Exercise aim = Copy each line of the material below that includes the string "закрепления".

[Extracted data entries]
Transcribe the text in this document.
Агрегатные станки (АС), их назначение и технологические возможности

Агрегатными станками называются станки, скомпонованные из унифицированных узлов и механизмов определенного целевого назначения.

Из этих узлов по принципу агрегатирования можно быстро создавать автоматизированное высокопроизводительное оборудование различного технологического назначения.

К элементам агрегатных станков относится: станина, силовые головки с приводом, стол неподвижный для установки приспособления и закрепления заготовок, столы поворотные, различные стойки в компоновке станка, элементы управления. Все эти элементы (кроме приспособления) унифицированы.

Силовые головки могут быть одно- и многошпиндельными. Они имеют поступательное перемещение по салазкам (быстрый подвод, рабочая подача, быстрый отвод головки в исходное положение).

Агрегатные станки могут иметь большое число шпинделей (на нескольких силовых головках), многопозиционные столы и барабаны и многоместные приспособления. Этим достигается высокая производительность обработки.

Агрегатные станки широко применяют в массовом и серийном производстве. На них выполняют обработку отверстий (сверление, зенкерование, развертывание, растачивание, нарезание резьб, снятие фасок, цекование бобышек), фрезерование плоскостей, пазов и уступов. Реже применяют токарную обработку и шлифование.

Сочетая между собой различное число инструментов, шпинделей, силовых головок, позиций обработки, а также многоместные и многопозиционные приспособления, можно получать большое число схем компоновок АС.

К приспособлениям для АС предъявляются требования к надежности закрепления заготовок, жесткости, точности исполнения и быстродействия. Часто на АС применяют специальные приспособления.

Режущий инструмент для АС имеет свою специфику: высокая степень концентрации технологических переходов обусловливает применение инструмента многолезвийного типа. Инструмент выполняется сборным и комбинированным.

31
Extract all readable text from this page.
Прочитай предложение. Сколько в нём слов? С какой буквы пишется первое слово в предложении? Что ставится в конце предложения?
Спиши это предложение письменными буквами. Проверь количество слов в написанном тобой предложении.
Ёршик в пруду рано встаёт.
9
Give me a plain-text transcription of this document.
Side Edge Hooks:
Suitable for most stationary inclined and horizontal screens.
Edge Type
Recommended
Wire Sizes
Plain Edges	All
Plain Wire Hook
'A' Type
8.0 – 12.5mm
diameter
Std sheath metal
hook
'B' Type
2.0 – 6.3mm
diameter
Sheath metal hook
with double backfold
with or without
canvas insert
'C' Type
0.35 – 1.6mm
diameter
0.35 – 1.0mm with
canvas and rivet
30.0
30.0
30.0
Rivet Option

Correct response =
К элементам агрегатных станков относится: станина, силовые головки с приводом, стол неподвижный для установки приспособления и закрепления заготовок, столы поворотные, различные стойки в компоновке станка, элементы управления. Все эти элементы (кроме приспособления) унифицированы.
К приспособлениям для АС предъявляются требования к надежности закрепления заготовок, жесткости, точности исполнения и быстродействия. Часто на АС применяют специальные приспособления.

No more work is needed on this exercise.